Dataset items
━━━━━━━━━━━━━━━━
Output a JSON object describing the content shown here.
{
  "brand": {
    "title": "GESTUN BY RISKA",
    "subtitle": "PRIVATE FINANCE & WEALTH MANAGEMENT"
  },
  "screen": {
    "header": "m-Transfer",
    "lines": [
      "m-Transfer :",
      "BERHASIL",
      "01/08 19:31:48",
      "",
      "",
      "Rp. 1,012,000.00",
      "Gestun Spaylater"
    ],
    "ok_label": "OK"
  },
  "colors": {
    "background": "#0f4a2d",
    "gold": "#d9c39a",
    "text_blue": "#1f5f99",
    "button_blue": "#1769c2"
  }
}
━━━━━━━━━━━━━━━━
**TASK DIRECTIONS**. Write down every line of the data exactly as it appears above.

**SOLUTION TO THIS PROBLEM**.
Output a JSON object describing the content shown here.
{
  "brand": {
    "title": "GESTUN BY RISKA",
    "subtitle": "PRIVATE FINANCE & WEALTH MANAGEMENT"
  },
  "screen": {
    "header": "m-Transfer",
    "lines": [
      "m-Transfer :",
      "BERHASIL",
      "01/08 19:31:48",
      "",
      "",
      "Rp. 1,012,000.00",
      "Gestun Spaylater"
    ],
    "ok_label": "OK"
  },
  "colors": {
    "background": "#0f4a2d",
    "gold": "#d9c39a",
    "text_blue": "#1f5f99",
    "button_blue": "#1769c2"
  }
}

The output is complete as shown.